== Problem to work on ==
The records that follow need to be output exactly as they are.

[Start of Dataset extract]

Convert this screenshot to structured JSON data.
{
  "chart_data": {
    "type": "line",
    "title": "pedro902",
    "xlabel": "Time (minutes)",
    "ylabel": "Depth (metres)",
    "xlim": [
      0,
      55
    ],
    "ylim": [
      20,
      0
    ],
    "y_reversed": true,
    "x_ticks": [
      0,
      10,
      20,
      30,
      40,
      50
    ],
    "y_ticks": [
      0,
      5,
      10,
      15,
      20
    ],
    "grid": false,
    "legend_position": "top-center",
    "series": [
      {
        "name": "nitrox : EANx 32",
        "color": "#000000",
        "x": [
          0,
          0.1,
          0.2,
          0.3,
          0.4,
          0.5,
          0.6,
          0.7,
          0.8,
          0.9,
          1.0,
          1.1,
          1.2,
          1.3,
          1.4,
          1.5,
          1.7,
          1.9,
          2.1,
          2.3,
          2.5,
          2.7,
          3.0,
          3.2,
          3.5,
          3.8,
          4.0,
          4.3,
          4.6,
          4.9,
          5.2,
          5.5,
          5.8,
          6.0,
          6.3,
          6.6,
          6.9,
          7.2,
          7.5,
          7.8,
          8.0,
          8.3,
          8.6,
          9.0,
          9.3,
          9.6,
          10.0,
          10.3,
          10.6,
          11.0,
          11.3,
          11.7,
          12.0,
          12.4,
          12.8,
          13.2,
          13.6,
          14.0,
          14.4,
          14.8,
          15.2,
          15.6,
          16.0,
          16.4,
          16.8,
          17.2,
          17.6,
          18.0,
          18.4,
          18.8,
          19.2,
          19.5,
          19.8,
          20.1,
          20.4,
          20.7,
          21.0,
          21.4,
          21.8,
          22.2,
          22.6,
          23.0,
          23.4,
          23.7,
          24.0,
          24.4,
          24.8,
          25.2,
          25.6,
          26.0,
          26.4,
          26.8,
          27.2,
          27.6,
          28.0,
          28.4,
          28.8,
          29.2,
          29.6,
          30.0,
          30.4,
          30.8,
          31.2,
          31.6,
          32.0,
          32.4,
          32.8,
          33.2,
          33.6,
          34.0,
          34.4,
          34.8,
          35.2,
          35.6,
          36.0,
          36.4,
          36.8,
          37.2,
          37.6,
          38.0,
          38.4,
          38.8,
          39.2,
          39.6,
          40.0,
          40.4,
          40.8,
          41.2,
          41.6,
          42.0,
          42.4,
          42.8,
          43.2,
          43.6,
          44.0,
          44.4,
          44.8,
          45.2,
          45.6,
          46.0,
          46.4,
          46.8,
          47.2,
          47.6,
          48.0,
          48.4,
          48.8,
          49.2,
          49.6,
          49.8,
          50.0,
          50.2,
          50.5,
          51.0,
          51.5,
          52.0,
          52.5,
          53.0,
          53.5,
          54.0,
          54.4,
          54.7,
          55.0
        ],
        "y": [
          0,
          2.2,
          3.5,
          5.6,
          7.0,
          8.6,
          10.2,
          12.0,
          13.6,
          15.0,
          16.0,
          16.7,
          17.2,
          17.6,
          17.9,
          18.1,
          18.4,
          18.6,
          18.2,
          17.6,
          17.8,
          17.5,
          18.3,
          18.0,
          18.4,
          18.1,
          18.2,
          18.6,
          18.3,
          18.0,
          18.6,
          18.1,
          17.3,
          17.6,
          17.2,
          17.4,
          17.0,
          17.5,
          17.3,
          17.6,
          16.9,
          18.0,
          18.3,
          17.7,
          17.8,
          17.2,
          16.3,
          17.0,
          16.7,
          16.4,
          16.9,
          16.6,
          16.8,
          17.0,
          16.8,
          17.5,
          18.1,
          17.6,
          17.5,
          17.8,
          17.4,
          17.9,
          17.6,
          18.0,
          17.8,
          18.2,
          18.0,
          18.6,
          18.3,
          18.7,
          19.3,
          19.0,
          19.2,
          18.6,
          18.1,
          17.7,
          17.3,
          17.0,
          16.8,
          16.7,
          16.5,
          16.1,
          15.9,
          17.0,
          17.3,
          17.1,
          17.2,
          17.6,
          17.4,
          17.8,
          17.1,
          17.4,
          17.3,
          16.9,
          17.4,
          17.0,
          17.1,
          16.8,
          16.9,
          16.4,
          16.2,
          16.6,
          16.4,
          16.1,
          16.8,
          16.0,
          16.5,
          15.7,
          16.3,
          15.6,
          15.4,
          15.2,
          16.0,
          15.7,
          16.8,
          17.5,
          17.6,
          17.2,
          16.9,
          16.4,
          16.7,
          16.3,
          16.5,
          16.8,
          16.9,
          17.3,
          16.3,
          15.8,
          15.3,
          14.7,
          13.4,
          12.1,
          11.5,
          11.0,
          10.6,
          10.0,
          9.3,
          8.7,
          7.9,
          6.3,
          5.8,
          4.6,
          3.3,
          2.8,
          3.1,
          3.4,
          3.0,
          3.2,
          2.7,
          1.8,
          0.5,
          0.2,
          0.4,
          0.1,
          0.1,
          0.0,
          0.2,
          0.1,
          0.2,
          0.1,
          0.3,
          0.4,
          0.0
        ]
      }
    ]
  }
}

[End of Dataset extract]

== Exercise output ==
Convert this screenshot to structured JSON data.
{
  "chart_data": {
    "type": "line",
    "title": "pedro902",
    "xlabel": "Time (minutes)",
    "ylabel": "Depth (metres)",
    "xlim": [
      0,
      55
    ],
    "ylim": [
      20,
      0
    ],
    "y_reversed": true,
    "x_ticks": [
      0,
      10,
      20,
      30,
      40,
      50
    ],
    "y_ticks": [
      0,
      5,
      10,
      15,
      20
    ],
    "grid": false,
    "legend_position": "top-center",
    "series": [
      {
        "name": "nitrox : EANx 32",
        "color": "#000000",
        "x": [
          0,
          0.1,
          0.2,
          0.3,
          0.4,
          0.5,
          0.6,
          0.7,
          0.8,
          0.9,
          1.0,
          1.1,
          1.2,
          1.3,
          1.4,
          1.5,
          1.7,
          1.9,
          2.1,
          2.3,
          2.5,
          2.7,
          3.0,
          3.2,
          3.5,
          3.8,
          4.0,
          4.3,
          4.6,
          4.9,
          5.2,
          5.5,
          5.8,
          6.0,
          6.3,
          6.6,
          6.9,
          7.2,
          7.5,
          7.8,
          8.0,
          8.3,
          8.6,
          9.0,
          9.3,
          9.6,
          10.0,
          10.3,
          10.6,
          11.0,
          11.3,
          11.7,
          12.0,
          12.4,
          12.8,
          13.2,
          13.6,
          14.0,
          14.4,
          14.8,
          15.2,
          15.6,
          16.0,
          16.4,
          16.8,
          17.2,
          17.6,
          18.0,
          18.4,
          18.8,
          19.2,
          19.5,
          19.8,
          20.1,
          20.4,
          20.7,
          21.0,
          21.4,
          21.8,
          22.2,
          22.6,
          23.0,
          23.4,
          23.7,
          24.0,
          24.4,
          24.8,
          25.2,
          25.6,
          26.0,
          26.4,
          26.8,
          27.2,
          27.6,
          28.0,
          28.4,
          28.8,
          29.2,
          29.6,
          30.0,
          30.4,
          30.8,
          31.2,
          31.6,
          32.0,
          32.4,
          32.8,
          33.2,
          33.6,
          34.0,
          34.4,
          34.8,
          35.2,
          35.6,
          36.0,
          36.4,
          36.8,
          37.2,
          37.6,
          38.0,
          38.4,
          38.8,
          39.2,
          39.6,
          40.0,
          40.4,
          40.8,
          41.2,
          41.6,
          42.0,
          42.4,
          42.8,
          43.2,
          43.6,
          44.0,
          44.4,
          44.8,
          45.2,
          45.6,
          46.0,
          46.4,
          46.8,
          47.2,
          47.6,
          48.0,
          48.4,
          48.8,
          49.2,
          49.6,
          49.8,
          50.0,
          50.2,
          50.5,
          51.0,
          51.5,
          52.0,
          52.5,
          53.0,
          53.5,
          54.0,
          54.4,
          54.7,
          55.0
        ],
        "y": [
          0,
          2.2,
          3.5,
          5.6,
          7.0,
          8.6,
          10.2,
          12.0,
          13.6,
          15.0,
          16.0,
          16.7,
          17.2,
          17.6,
          17.9,
          18.1,
          18.4,
          18.6,
          18.2,
          17.6,
          17.8,
          17.5,
          18.3,
          18.0,
          18.4,
          18.1,
          18.2,
          18.6,
          18.3,
          18.0,
          18.6,
          18.1,
          17.3,
          17.6,
          17.2,
          17.4,
          17.0,
          17.5,
          17.3,
          17.6,
          16.9,
          18.0,
          18.3,
          17.7,
          17.8,
          17.2,
          16.3,
          17.0,
          16.7,
          16.4,
          16.9,
          16.6,
          16.8,
          17.0,
          16.8,
          17.5,
          18.1,
          17.6,
          17.5,
          17.8,
          17.4,
          17.9,
          17.6,
          18.0,
          17.8,
          18.2,
          18.0,
          18.6,
          18.3,
          18.7,
          19.3,
          19.0,
          19.2,
          18.6,
          18.1,
          17.7,
          17.3,
          17.0,
          16.8,
          16.7,
          16.5,
          16.1,
          15.9,
          17.0,
          17.3,
          17.1,
          17.2,
          17.6,
          17.4,
          17.8,
          17.1,
          17.4,
          17.3,
          16.9,
          17.4,
          17.0,
          17.1,
          16.8,
          16.9,
          16.4,
          16.2,
          16.6,
          16.4,
          16.1,
          16.8,
          16.0,
          16.5,
          15.7,
          16.3,
          15.6,
          15.4,
          15.2,
          16.0,
          15.7,
          16.8,
          17.5,
          17.6,
          17.2,
          16.9,
          16.4,
          16.7,
          16.3,
          16.5,
          16.8,
          16.9,
          17.3,
          16.3,
          15.8,
          15.3,
          14.7,
          13.4,
          12.1,
          11.5,
          11.0,
          10.6,
          10.0,
          9.3,
          8.7,
          7.9,
          6.3,
          5.8,
          4.6,
          3.3,
          2.8,
          3.1,
          3.4,
          3.0,
          3.2,
          2.7,
          1.8,
          0.5,
          0.2,
          0.4,
          0.1,
          0.1,
          0.0,
          0.2,
          0.1,
          0.2,
          0.1,
          0.3,
          0.4,
          0.0
        ]
      }
    ]
  }
}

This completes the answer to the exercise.